Source records:
########

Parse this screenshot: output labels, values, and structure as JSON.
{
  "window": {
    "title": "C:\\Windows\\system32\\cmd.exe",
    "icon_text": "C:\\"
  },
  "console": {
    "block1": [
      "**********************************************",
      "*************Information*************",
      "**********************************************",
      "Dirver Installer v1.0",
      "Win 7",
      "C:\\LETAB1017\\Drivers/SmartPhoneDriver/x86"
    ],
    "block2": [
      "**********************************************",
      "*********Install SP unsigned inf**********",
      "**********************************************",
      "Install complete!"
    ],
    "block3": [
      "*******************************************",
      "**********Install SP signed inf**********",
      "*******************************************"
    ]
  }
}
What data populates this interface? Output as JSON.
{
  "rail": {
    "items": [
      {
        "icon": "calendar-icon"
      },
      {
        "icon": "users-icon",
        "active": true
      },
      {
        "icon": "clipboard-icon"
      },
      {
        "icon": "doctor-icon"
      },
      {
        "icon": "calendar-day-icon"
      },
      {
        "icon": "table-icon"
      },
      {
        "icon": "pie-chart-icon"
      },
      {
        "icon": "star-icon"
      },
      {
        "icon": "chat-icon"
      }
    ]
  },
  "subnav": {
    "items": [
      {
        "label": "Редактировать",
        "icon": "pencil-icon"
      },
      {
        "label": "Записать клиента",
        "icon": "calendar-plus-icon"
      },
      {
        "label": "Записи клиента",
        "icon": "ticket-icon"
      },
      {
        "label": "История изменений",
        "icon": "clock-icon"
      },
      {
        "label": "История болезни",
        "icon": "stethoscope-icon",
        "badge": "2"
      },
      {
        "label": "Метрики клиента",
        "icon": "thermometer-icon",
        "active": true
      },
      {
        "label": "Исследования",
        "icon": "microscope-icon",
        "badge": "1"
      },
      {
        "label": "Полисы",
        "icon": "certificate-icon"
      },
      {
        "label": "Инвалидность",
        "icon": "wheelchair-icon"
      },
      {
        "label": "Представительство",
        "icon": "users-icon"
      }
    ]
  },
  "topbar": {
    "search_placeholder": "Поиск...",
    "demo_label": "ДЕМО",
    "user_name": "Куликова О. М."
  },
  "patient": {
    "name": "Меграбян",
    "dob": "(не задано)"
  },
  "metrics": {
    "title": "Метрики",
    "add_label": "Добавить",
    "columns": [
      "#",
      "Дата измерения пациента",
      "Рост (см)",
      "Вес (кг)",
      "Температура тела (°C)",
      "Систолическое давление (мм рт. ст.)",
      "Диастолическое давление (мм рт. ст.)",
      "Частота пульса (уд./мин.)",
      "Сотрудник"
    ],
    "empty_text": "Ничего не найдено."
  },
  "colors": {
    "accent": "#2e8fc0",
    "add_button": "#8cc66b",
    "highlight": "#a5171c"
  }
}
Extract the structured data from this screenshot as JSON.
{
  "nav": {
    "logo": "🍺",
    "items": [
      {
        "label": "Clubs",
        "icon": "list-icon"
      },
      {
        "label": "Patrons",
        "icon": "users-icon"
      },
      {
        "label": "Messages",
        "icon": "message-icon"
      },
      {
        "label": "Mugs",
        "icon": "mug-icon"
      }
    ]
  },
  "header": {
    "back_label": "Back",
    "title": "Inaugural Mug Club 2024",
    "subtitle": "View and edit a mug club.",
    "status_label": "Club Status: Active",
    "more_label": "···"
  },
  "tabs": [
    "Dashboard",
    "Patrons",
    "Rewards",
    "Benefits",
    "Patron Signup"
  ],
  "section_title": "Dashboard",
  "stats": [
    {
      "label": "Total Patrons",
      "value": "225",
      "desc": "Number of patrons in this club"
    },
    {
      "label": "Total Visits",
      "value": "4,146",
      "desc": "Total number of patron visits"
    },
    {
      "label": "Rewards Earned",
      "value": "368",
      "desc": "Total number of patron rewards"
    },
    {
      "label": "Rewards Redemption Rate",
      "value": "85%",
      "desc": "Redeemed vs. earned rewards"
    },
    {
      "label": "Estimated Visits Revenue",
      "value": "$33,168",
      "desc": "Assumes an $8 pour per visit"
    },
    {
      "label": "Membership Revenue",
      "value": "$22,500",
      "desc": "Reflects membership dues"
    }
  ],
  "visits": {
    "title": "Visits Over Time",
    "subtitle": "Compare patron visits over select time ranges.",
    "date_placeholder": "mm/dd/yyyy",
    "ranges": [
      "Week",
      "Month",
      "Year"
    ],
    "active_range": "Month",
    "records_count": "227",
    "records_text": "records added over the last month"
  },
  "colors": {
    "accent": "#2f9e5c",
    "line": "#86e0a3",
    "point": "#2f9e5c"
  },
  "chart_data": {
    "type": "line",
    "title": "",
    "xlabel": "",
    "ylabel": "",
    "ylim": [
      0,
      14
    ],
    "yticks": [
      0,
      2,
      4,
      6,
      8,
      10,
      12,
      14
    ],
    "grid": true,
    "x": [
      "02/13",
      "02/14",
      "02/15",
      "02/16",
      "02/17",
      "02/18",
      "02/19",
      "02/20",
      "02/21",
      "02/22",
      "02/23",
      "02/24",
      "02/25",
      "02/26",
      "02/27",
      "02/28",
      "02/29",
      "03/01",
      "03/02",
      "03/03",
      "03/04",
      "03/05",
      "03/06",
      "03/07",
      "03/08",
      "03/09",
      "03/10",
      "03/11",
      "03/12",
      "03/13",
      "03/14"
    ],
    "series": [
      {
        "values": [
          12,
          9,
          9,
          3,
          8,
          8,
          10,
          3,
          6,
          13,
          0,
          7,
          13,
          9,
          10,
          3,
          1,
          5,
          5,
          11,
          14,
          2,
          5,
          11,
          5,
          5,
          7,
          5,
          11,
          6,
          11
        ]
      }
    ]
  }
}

########

To be done: Produce an exact copy of all the records.

Result for this task:
Parse this screenshot: output labels, values, and structure as JSON.
{
  "window": {
    "title": "C:\\Windows\\system32\\cmd.exe",
    "icon_text": "C:\\"
  },
  "console": {
    "block1": [
      "**********************************************",
      "*************Information*************",
      "**********************************************",
      "Dirver Installer v1.0",
      "Win 7",
      "C:\\LETAB1017\\Drivers/SmartPhoneDriver/x86"
    ],
    "block2": [
      "**********************************************",
      "*********Install SP unsigned inf**********",
      "**********************************************",
      "Install complete!"
    ],
    "block3": [
      "*******************************************",
      "**********Install SP signed inf**********",
      "*******************************************"
    ]
  }
}
What data populates this interface? Output as JSON.
{
  "rail": {
    "items": [
      {
        "icon": "calendar-icon"
      },
      {
        "icon": "users-icon",
        "active": true
      },
      {
        "icon": "clipboard-icon"
      },
      {
        "icon": "doctor-icon"
      },
      {
        "icon": "calendar-day-icon"
      },
      {
        "icon": "table-icon"
      },
      {
        "icon": "pie-chart-icon"
      },
      {
        "icon": "star-icon"
      },
      {
        "icon": "chat-icon"
      }
    ]
  },
  "subnav": {
    "items": [
      {
        "label": "Редактировать",
        "icon": "pencil-icon"
      },
      {
        "label": "Записать клиента",
        "icon": "calendar-plus-icon"
      },
      {
        "label": "Записи клиента",
        "icon": "ticket-icon"
      },
      {
        "label": "История изменений",
        "icon": "clock-icon"
      },
      {
        "label": "История болезни",
        "icon": "stethoscope-icon",
        "badge": "2"
      },
      {
        "label": "Метрики клиента",
        "icon": "thermometer-icon",
        "active": true
      },
      {
        "label": "Исследования",
        "icon": "microscope-icon",
        "badge": "1"
      },
      {
        "label": "Полисы",
        "icon": "certificate-icon"
      },
      {
        "label": "Инвалидность",
        "icon": "wheelchair-icon"
      },
      {
        "label": "Представительство",
        "icon": "users-icon"
      }
    ]
  },
  "topbar": {
    "search_placeholder": "Поиск...",
    "demo_label": "ДЕМО",
    "user_name": "Куликова О. М."
  },
  "patient": {
    "name": "Меграбян",
    "dob": "(не задано)"
  },
  "metrics": {
    "title": "Метрики",
    "add_label": "Добавить",
    "columns": [
      "#",
      "Дата измерения пациента",
      "Рост (см)",
      "Вес (кг)",
      "Температура тела (°C)",
      "Систолическое давление (мм рт. ст.)",
      "Диастолическое давление (мм рт. ст.)",
      "Частота пульса (уд./мин.)",
      "Сотрудник"
    ],
    "empty_text": "Ничего не найдено."
  },
  "colors": {
    "accent": "#2e8fc0",
    "add_button": "#8cc66b",
    "highlight": "#a5171c"
  }
}
Extract the structured data from this screenshot as JSON.
{
  "nav": {
    "logo": "🍺",
    "items": [
      {
        "label": "Clubs",
        "icon": "list-icon"
      },
      {
        "label": "Patrons",
        "icon": "users-icon"
      },
      {
        "label": "Messages",
        "icon": "message-icon"
      },
      {
        "label": "Mugs",
        "icon": "mug-icon"
      }
    ]
  },
  "header": {
    "back_label": "Back",
    "title": "Inaugural Mug Club 2024",
    "subtitle": "View and edit a mug club.",
    "status_label": "Club Status: Active",
    "more_label": "···"
  },
  "tabs": [
    "Dashboard",
    "Patrons",
    "Rewards",
    "Benefits",
    "Patron Signup"
  ],
  "section_title": "Dashboard",
  "stats": [
    {
      "label": "Total Patrons",
      "value": "225",
      "desc": "Number of patrons in this club"
    },
    {
      "label": "Total Visits",
      "value": "4,146",
      "desc": "Total number of patron visits"
    },
    {
      "label": "Rewards Earned",
      "value": "368",
      "desc": "Total number of patron rewards"
    },
    {
      "label": "Rewards Redemption Rate",
      "value": "85%",
      "desc": "Redeemed vs. earned rewards"
    },
    {
      "label": "Estimated Visits Revenue",
      "value": "$33,168",
      "desc": "Assumes an $8 pour per visit"
    },
    {
      "label": "Membership Revenue",
      "value": "$22,500",
      "desc": "Reflects membership dues"
    }
  ],
  "visits": {
    "title": "Visits Over Time",
    "subtitle": "Compare patron visits over select time ranges.",
    "date_placeholder": "mm/dd/yyyy",
    "ranges": [
      "Week",
      "Month",
      "Year"
    ],
    "active_range": "Month",
    "records_count": "227",
    "records_text": "records added over the last month"
  },
  "colors": {
    "accent": "#2f9e5c",
    "line": "#86e0a3",
    "point": "#2f9e5c"
  },
  "chart_data": {
    "type": "line",
    "title": "",
    "xlabel": "",
    "ylabel": "",
    "ylim": [
      0,
      14
    ],
    "yticks": [
      0,
      2,
      4,
      6,
      8,
      10,
      12,
      14
    ],
    "grid": true,
    "x": [
      "02/13",
      "02/14",
      "02/15",
      "02/16",
      "02/17",
      "02/18",
      "02/19",
      "02/20",
      "02/21",
      "02/22",
      "02/23",
      "02/24",
      "02/25",
      "02/26",
      "02/27",
      "02/28",
      "02/29",
      "03/01",
      "03/02",
      "03/03",
      "03/04",
      "03/05",
      "03/06",
      "03/07",
      "03/08",
      "03/09",
      "03/10",
      "03/11",
      "03/12",
      "03/13",
      "03/14"
    ],
    "series": [
      {
        "values": [
          12,
          9,
          9,
          3,
          8,
          8,
          10,
          3,
          6,
          13,
          0,
          7,
          13,
          9,
          10,
          3,
          1,
          5,
          5,
          11,
          14,
          2,
          5,
          11,
          5,
          5,
          7,
          5,
          11,
          6,
          11
        ]
      }
    ]
  }
}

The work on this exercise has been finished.